WHAT TO PRODUCE:
Could you pull every line out of the listing below and reproduce each one unchanged, in the same order?

══ TASK MATERIAL ══

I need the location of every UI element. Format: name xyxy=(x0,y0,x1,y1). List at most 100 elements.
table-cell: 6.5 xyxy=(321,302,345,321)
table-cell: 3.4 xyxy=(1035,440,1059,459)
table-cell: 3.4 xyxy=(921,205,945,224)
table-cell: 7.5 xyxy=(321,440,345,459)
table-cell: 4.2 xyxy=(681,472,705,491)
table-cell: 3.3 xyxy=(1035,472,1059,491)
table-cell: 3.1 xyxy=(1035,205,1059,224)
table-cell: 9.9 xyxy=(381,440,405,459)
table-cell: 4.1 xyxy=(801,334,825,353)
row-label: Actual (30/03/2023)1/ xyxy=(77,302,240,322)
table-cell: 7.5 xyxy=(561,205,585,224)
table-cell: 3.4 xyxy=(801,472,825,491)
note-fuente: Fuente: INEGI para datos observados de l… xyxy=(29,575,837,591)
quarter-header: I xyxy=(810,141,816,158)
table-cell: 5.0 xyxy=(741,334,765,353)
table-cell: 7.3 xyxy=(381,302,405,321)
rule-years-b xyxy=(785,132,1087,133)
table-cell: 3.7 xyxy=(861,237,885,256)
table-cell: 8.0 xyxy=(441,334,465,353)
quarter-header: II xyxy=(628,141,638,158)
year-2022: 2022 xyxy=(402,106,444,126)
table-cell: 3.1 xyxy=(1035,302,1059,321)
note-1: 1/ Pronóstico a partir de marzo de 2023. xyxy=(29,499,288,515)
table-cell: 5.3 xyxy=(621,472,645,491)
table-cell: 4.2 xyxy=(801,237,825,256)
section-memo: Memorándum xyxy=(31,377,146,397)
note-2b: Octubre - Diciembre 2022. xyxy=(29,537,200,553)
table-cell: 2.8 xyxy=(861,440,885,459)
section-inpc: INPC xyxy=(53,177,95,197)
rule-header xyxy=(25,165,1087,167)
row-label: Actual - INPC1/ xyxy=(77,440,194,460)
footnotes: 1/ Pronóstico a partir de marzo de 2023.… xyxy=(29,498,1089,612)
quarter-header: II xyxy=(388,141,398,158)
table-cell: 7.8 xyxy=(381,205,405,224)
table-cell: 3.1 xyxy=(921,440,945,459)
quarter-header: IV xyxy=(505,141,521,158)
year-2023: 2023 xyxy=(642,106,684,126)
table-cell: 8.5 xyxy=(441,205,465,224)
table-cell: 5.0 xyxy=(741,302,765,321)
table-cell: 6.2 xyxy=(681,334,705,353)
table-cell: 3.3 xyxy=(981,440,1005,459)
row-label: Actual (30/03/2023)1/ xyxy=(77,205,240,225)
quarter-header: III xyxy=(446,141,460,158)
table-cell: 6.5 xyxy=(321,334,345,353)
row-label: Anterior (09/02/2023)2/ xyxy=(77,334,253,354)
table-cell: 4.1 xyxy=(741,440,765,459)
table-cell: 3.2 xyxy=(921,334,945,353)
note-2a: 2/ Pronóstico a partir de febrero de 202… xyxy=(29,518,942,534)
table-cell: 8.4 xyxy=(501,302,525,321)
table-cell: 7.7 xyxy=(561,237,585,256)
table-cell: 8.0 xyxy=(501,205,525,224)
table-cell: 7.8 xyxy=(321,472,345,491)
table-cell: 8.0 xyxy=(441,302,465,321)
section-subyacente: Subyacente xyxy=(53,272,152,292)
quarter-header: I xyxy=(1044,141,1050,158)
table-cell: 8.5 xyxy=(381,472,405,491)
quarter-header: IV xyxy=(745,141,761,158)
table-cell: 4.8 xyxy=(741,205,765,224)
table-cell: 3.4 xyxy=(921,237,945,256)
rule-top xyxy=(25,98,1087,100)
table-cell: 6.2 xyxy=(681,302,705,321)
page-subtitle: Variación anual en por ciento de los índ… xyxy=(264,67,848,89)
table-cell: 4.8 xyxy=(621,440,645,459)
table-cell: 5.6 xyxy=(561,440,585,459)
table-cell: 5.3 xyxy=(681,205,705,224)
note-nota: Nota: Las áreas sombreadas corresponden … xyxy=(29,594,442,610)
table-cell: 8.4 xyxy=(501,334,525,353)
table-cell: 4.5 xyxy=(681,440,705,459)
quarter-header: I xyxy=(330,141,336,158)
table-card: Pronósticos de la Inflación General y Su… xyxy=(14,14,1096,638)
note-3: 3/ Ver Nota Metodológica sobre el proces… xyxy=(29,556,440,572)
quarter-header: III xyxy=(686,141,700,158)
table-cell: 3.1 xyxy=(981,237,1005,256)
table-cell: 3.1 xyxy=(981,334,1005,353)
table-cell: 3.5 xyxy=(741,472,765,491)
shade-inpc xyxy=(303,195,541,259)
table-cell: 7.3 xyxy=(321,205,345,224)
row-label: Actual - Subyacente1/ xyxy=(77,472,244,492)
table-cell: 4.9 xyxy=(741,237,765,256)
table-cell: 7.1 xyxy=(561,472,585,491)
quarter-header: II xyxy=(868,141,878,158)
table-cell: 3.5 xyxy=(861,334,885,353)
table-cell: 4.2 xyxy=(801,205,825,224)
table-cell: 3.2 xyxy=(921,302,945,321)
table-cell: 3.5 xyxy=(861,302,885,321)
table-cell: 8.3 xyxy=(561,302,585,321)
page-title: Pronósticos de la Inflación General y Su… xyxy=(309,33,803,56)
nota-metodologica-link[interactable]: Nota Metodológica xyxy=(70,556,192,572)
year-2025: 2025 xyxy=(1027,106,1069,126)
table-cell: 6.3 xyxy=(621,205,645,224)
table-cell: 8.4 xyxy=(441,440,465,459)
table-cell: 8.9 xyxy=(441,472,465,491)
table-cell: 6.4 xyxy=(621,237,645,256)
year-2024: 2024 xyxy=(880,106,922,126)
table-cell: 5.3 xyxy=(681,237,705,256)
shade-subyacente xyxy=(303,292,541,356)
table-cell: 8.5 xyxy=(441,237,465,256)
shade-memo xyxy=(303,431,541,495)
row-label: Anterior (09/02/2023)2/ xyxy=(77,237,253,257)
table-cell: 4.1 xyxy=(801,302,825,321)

═══

ANSWER:
I need the location of every UI element. Format: name xyxy=(x0,y0,x1,y1). List at most 100 elements.
table-cell: 6.5 xyxy=(321,302,345,321)
table-cell: 3.4 xyxy=(1035,440,1059,459)
table-cell: 3.4 xyxy=(921,205,945,224)
table-cell: 7.5 xyxy=(321,440,345,459)
table-cell: 4.2 xyxy=(681,472,705,491)
table-cell: 3.3 xyxy=(1035,472,1059,491)
table-cell: 3.1 xyxy=(1035,205,1059,224)
table-cell: 9.9 xyxy=(381,440,405,459)
table-cell: 4.1 xyxy=(801,334,825,353)
row-label: Actual (30/03/2023)1/ xyxy=(77,302,240,322)
table-cell: 7.5 xyxy=(561,205,585,224)
table-cell: 3.4 xyxy=(801,472,825,491)
note-fuente: Fuente: INEGI para datos observados de l… xyxy=(29,575,837,591)
quarter-header: I xyxy=(810,141,816,158)
table-cell: 5.0 xyxy=(741,334,765,353)
table-cell: 7.3 xyxy=(381,302,405,321)
rule-years-b xyxy=(785,132,1087,133)
table-cell: 3.7 xyxy=(861,237,885,256)
table-cell: 8.0 xyxy=(441,334,465,353)
quarter-header: II xyxy=(628,141,638,158)
year-2022: 2022 xyxy=(402,106,444,126)
table-cell: 3.1 xyxy=(1035,302,1059,321)
note-1: 1/ Pronóstico a partir de marzo de 2023. xyxy=(29,499,288,515)
table-cell: 5.3 xyxy=(621,472,645,491)
table-cell: 4.2 xyxy=(801,237,825,256)
section-memo: Memorándum xyxy=(31,377,146,397)
note-2b: Octubre - Diciembre 2022. xyxy=(29,537,200,553)
table-cell: 2.8 xyxy=(861,440,885,459)
section-inpc: INPC xyxy=(53,177,95,197)
rule-header xyxy=(25,165,1087,167)
row-label: Actual - INPC1/ xyxy=(77,440,194,460)
footnotes: 1/ Pronóstico a partir de marzo de 2023.… xyxy=(29,498,1089,612)
quarter-header: II xyxy=(388,141,398,158)
table-cell: 7.8 xyxy=(381,205,405,224)
table-cell: 3.1 xyxy=(921,440,945,459)
quarter-header: IV xyxy=(505,141,521,158)
year-2023: 2023 xyxy=(642,106,684,126)
table-cell: 8.5 xyxy=(441,205,465,224)
table-cell: 5.0 xyxy=(741,302,765,321)
table-cell: 6.2 xyxy=(681,334,705,353)
table-cell: 3.3 xyxy=(981,440,1005,459)
row-label: Actual (30/03/2023)1/ xyxy=(77,205,240,225)
quarter-header: III xyxy=(446,141,460,158)
table-cell: 6.5 xyxy=(321,334,345,353)
row-label: Anterior (09/02/2023)2/ xyxy=(77,334,253,354)
table-cell: 4.1 xyxy=(741,440,765,459)
table-cell: 3.2 xyxy=(921,334,945,353)
note-2a: 2/ Pronóstico a partir de febrero de 202… xyxy=(29,518,942,534)
table-cell: 8.4 xyxy=(501,302,525,321)
table-cell: 7.7 xyxy=(561,237,585,256)
table-cell: 8.0 xyxy=(501,205,525,224)
table-cell: 7.8 xyxy=(321,472,345,491)
table-cell: 8.0 xyxy=(441,302,465,321)
section-subyacente: Subyacente xyxy=(53,272,152,292)
quarter-header: I xyxy=(1044,141,1050,158)
table-cell: 8.5 xyxy=(381,472,405,491)
quarter-header: IV xyxy=(745,141,761,158)
table-cell: 4.8 xyxy=(741,205,765,224)
table-cell: 3.4 xyxy=(921,237,945,256)
rule-top xyxy=(25,98,1087,100)
table-cell: 6.2 xyxy=(681,302,705,321)
page-subtitle: Variación anual en por ciento de los índ… xyxy=(264,67,848,89)
table-cell: 4.8 xyxy=(621,440,645,459)
table-cell: 5.6 xyxy=(561,440,585,459)
table-cell: 5.3 xyxy=(681,205,705,224)
note-nota: Nota: Las áreas sombreadas corresponden … xyxy=(29,594,442,610)
table-cell: 8.4 xyxy=(501,334,525,353)
table-cell: 4.5 xyxy=(681,440,705,459)
quarter-header: I xyxy=(330,141,336,158)
table-card: Pronósticos de la Inflación General y Su… xyxy=(14,14,1096,638)
note-3: 3/ Ver Nota Metodológica sobre el proces… xyxy=(29,556,440,572)
quarter-header: III xyxy=(686,141,700,158)
table-cell: 3.1 xyxy=(981,237,1005,256)
table-cell: 3.1 xyxy=(981,334,1005,353)
table-cell: 3.5 xyxy=(741,472,765,491)
shade-inpc xyxy=(303,195,541,259)
table-cell: 7.3 xyxy=(321,205,345,224)
row-label: Actual - Subyacente1/ xyxy=(77,472,244,492)
table-cell: 4.9 xyxy=(741,237,765,256)
table-cell: 7.1 xyxy=(561,472,585,491)
quarter-header: II xyxy=(868,141,878,158)
table-cell: 3.5 xyxy=(861,334,885,353)
table-cell: 4.2 xyxy=(801,205,825,224)
table-cell: 3.2 xyxy=(921,302,945,321)
table-cell: 3.5 xyxy=(861,302,885,321)
table-cell: 8.3 xyxy=(561,302,585,321)
page-title: Pronósticos de la Inflación General y Su… xyxy=(309,33,803,56)
nota-metodologica-link[interactable]: Nota Metodológica xyxy=(70,556,192,572)
year-2025: 2025 xyxy=(1027,106,1069,126)
table-cell: 6.3 xyxy=(621,205,645,224)
table-cell: 8.4 xyxy=(441,440,465,459)
table-cell: 8.9 xyxy=(441,472,465,491)
table-cell: 6.4 xyxy=(621,237,645,256)
year-2024: 2024 xyxy=(880,106,922,126)
table-cell: 5.3 xyxy=(681,237,705,256)
shade-subyacente xyxy=(303,292,541,356)
table-cell: 8.5 xyxy=(441,237,465,256)
shade-memo xyxy=(303,431,541,495)
row-label: Anterior (09/02/2023)2/ xyxy=(77,237,253,257)
table-cell: 4.1 xyxy=(801,302,825,321)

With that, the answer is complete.